### TEXTO PROPORCIONADO:
• • •

Siguiendo esta estela, Jorge Ferro, en su imprescindible Leyendo a Tolkien (Vórtice, 1996), nos dice: «La novela es una gran parábola del mensaje cristiano, es un refractarse de la imagen de Cristo, que es el sumo analogado, en los personajes centrales del relato. En tres de ellos esto resulta particularmente patente: en Frodo como redentor y víctima, en Aragorn como rey y en Gandalf como figura sacerdotal».

De esta manera tendríamos, como Cristo redentor, al personaje de Frodo. Como nos sigue diciendo Ferro:

«La figura más clara en este sentido es Frodo, en quien la imagen de Cristo es más fácilmente reconocible. Vemos que es célibe, como Cristo, y que lleva una carga como Éste lleva su cruz. Frodo es despojado de sus vestiduras y azotado, y una de las frases que pronuncia en su dolor es “Tengo sed”. Hay un creciente desasimiento. Y necesita un Cireneo, que no será otro que el fiel Sam, quien cargará con el anillo durante un tiempo (ESA, II, pp. 475 ss.) e incluso con el mismo Frodo (ESA, III, p. 288)».

A lo mismo apunta el R. P. José Miguel Marqués Campo en su interesante artículo El señor de los anillos: la verdad cristiana detrás del mito de Tolkien, cuando comenta que Frodo es «una figura del Siervo Doliente del Señor (Isaías) y, por tanto, figura de Cristo, pues como Cristo, Frodo entra en el corazón del reino enemigo para así destruirlo. Contemplamos el sacrificio voluntario de Frodo, aun hasta la muerte si fuera necesario, para que otros puedan vivir. Aunque no lo haya querido, lleva voluntariamente el peso del Anillo, como Cristo lleva voluntariamente el peso de la cruz».

En segundo lugar, como Cristo Rey, la figura a considerar sería la de Aragorn. Jorge Ferro comenta lo siguiente:

«Está también la reyecía de Cristo figurada en Aragorn: el Rey que viene, que se va manifestando. Hay en su torno un hálito de adviento. Es el que viene a ocupar el trono, a hacerse cargo de lo que es suyo. El que volverá algún día, tema que ciertamente en el mundo tradicional está abundantemente tratado; basta recordar los ciclos medievales. El rey que cura, que pondrá orden, que traerá consigo paz y fecundidad: ese es Aragorn». Esta es la misma visión de Clyde S. Kilby, un erudito profesor norteamericano que admiraba por igual la obra de Tolkien y la de Lewis, para quien Aragorn «podría simbolizar la realeza y la omnisciencia, la omnipotencia y la omnipresencia amorosa de Cristo».

• • •

### PROBLEMAS:
1. En el texto sobre Tolkien y la figura de Cristo, ¿por qué ve Ferro en Frodo la imagen más reconocible de Cristo? Responde en una a tres oraciones.
2. Retoma el texto sobre Tolkien y la figura de Cristo y prolóngalo a partir de su última oración.

### FILAS DE DATOS:
• • •

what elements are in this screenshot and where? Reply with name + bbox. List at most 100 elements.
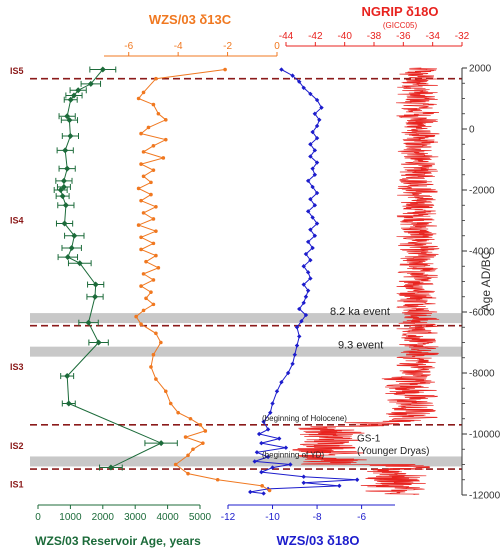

• • •

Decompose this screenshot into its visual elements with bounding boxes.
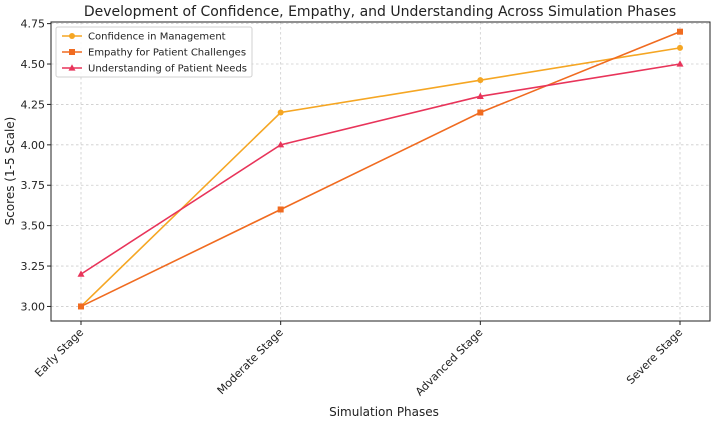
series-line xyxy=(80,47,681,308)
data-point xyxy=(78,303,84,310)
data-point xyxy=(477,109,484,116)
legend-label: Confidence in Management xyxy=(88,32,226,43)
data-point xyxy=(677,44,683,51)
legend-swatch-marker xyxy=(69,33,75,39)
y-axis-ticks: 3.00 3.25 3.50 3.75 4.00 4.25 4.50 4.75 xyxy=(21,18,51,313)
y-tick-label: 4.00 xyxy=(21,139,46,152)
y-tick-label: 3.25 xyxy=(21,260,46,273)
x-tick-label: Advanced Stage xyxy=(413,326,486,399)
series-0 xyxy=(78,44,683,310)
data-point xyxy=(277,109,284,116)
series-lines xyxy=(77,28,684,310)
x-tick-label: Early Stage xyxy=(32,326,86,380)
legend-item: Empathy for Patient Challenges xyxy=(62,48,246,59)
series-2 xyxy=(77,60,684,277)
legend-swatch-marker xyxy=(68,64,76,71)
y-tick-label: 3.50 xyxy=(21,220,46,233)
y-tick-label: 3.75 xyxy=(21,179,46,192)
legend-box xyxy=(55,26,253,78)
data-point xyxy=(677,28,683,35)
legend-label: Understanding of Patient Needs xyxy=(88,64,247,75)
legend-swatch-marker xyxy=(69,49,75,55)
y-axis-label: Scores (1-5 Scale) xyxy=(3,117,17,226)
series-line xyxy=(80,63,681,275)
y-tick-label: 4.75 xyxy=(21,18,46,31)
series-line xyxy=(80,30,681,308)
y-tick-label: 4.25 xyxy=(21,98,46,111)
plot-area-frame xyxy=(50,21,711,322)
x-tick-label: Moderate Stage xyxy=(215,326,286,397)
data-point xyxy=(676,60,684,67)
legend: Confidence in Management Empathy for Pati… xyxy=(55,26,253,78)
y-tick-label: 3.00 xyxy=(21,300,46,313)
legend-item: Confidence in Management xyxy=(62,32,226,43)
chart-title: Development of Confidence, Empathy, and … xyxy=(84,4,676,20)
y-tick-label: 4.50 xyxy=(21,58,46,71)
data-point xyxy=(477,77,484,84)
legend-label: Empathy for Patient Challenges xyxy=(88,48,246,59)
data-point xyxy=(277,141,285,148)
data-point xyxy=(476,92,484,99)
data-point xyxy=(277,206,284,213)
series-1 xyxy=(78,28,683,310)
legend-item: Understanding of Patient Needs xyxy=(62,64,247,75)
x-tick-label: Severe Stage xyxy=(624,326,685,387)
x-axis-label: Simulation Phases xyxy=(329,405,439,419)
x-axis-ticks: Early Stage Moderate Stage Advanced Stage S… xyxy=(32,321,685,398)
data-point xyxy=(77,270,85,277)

• • •

### RESPUESTAS:
1. Frodo es célibe como Cristo y lleva una carga como Él lleva su cruz. Además, es despojado de sus vestiduras y azotado, dice «Tengo sed» en su dolor y necesita un Cireneo, el fiel Sam, que carga con el anillo durante un tiempo e incluso con el propio Frodo.

2.
El padre Marqués Campo (El catolicismo en Tolkien y en El Señor de los Anillos. Una aproximación con afecto, 2009), tiene una visión semejante, aún cuando no asimila a Aragorn directamente a Cristo sino con el rey David y con Carlomagno; así dice: «Aragorn es coronado por Gandalf y la paz que trae a su reino —’porque has asumido el gran poder, y comenzaste a reinar’ (Apocalípsis, 11, 17)— evoca la figura de Carlomagno, restaurador del Imperio, y al ser comparado con un árbol o retoño, prefigura un predecesor de Cristo, como lo es el Rey David».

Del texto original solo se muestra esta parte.